Data records
--*--

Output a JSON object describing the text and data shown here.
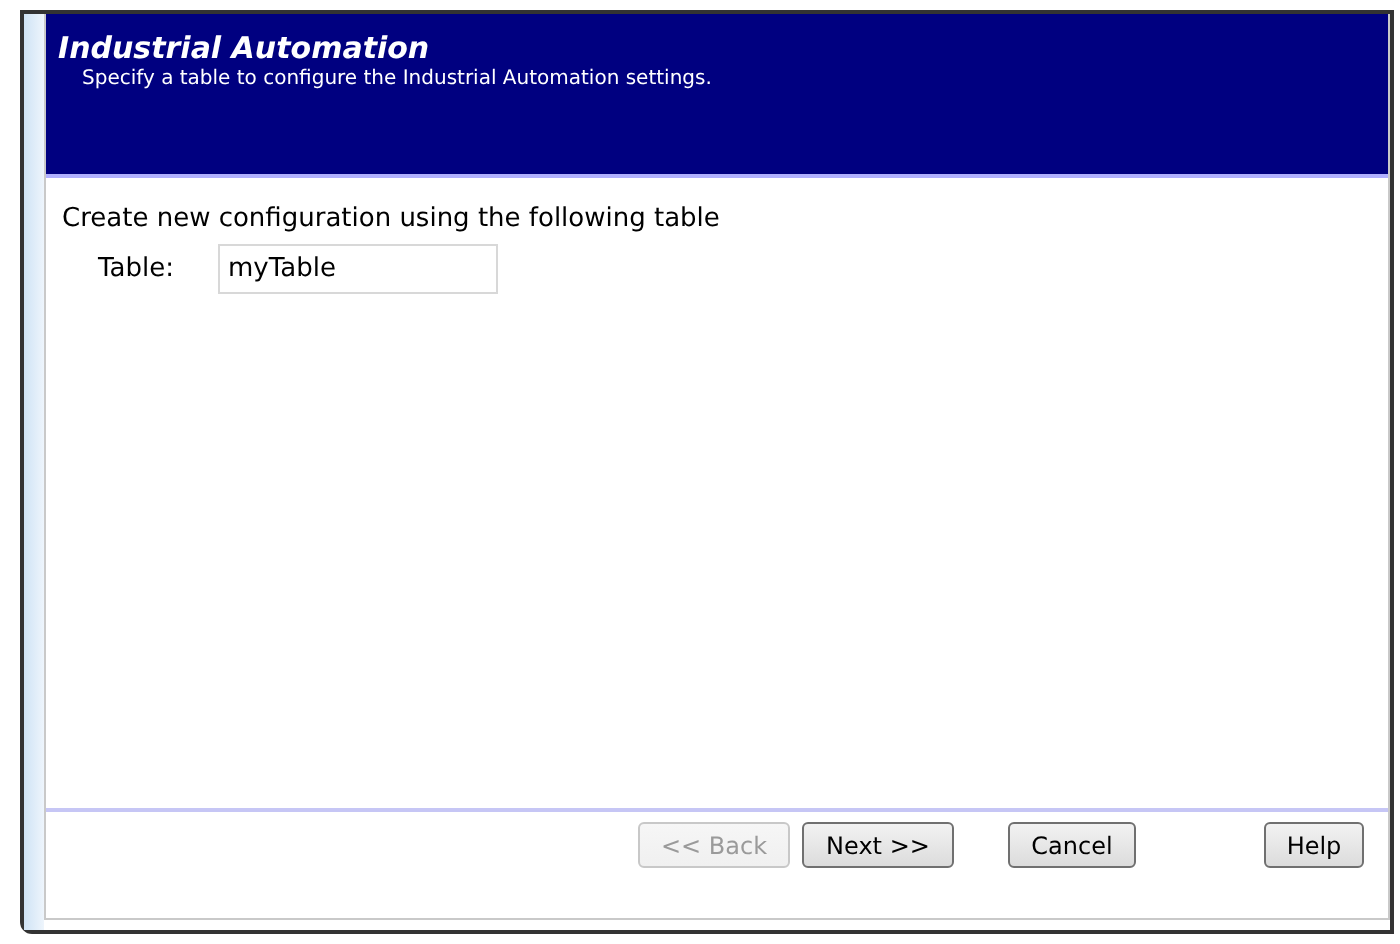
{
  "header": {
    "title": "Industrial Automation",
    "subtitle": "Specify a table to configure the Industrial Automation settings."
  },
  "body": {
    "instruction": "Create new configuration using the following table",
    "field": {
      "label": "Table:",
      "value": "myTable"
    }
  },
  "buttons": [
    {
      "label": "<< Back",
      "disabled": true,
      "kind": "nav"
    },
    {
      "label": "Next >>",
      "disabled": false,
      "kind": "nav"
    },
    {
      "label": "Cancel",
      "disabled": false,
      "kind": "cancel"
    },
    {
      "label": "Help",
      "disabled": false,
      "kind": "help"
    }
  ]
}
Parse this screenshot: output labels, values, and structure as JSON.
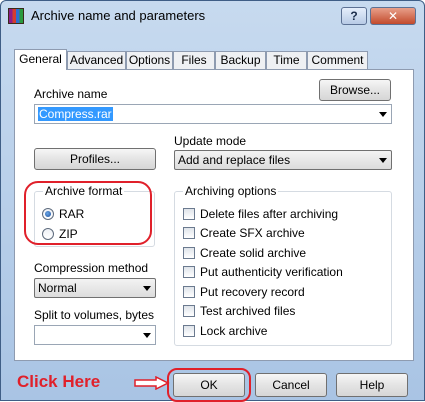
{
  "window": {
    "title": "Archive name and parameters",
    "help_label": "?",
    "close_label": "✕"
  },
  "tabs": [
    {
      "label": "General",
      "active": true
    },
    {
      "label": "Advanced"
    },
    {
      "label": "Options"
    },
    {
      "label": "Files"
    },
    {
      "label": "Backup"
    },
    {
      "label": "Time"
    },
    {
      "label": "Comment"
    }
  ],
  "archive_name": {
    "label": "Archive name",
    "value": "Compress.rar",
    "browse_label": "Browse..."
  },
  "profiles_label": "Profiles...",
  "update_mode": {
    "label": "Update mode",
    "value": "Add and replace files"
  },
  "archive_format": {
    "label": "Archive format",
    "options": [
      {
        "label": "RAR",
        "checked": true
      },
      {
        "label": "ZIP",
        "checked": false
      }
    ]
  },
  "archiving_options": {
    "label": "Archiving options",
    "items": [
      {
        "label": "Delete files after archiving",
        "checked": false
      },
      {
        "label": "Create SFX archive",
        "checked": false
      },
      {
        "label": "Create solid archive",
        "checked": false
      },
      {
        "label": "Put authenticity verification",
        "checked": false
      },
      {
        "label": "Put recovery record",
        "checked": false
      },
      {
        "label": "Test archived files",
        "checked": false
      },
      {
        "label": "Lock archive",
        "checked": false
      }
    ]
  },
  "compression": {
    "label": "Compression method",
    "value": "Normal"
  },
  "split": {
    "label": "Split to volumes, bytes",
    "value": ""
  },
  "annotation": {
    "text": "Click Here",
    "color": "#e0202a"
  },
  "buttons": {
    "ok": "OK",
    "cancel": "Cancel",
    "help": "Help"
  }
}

--*--

◆ TASK STATEMENT ◆
Write out every line of the data that holds the word "Automation".

◆ TASK SOLUTION ◆
    "title": "Industrial Automation",
    "subtitle": "Specify a table to configure the Industrial Automation settings."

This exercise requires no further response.